• What is being asked:
Identify all lines below that hold "certificate" and collect them.

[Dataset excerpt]
────────────────────────────────────────

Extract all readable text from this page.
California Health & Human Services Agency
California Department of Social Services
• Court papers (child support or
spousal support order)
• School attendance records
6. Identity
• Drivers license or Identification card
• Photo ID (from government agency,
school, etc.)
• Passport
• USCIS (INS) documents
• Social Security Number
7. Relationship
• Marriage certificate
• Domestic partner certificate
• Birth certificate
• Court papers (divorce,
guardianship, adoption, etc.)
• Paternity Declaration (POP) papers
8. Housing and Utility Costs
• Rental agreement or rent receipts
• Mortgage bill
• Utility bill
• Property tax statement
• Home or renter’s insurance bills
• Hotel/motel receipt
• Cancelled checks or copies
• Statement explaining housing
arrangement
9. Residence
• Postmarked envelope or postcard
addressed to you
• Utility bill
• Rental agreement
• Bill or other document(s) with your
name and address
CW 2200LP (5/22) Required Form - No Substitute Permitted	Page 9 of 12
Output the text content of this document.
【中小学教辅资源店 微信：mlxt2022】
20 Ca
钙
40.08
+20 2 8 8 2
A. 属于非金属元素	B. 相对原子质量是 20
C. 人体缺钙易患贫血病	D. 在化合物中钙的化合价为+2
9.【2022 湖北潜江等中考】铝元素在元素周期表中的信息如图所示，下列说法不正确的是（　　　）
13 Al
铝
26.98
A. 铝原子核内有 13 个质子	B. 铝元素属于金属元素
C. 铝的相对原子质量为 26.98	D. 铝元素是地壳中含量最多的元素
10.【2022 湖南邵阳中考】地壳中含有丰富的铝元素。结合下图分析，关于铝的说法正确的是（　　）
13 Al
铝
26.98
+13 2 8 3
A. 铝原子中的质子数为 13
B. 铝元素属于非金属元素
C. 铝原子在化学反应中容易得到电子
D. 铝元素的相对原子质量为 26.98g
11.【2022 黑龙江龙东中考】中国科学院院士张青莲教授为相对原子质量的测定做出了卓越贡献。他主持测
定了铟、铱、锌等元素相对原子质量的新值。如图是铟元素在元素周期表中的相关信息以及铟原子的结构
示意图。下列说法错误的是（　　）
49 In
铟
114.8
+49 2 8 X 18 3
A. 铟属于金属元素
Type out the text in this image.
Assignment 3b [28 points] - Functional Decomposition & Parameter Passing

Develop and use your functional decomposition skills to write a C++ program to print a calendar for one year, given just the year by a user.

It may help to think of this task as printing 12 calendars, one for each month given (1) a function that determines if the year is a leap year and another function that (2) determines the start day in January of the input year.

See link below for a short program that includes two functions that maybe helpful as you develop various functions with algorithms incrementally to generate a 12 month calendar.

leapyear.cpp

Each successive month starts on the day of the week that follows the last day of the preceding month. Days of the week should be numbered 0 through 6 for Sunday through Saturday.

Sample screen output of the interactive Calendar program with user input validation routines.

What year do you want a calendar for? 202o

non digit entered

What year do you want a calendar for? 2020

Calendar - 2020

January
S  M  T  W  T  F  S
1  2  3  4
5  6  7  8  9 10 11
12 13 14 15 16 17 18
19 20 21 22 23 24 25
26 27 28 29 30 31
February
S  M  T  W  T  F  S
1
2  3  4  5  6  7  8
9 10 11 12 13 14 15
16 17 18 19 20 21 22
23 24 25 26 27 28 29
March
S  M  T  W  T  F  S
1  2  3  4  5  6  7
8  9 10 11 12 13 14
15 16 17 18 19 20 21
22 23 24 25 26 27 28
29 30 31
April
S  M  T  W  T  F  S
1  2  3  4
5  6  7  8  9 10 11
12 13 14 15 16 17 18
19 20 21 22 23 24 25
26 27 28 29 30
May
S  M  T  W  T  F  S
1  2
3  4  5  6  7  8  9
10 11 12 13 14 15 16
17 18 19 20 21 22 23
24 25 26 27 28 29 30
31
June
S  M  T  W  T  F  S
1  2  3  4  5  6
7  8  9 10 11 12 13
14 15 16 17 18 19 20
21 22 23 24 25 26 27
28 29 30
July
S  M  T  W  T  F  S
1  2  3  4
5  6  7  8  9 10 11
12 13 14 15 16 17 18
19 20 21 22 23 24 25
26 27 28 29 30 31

────────────────────────────────────────

• Written answer:
• Marriage certificate
• Domestic partner certificate
• Birth certificate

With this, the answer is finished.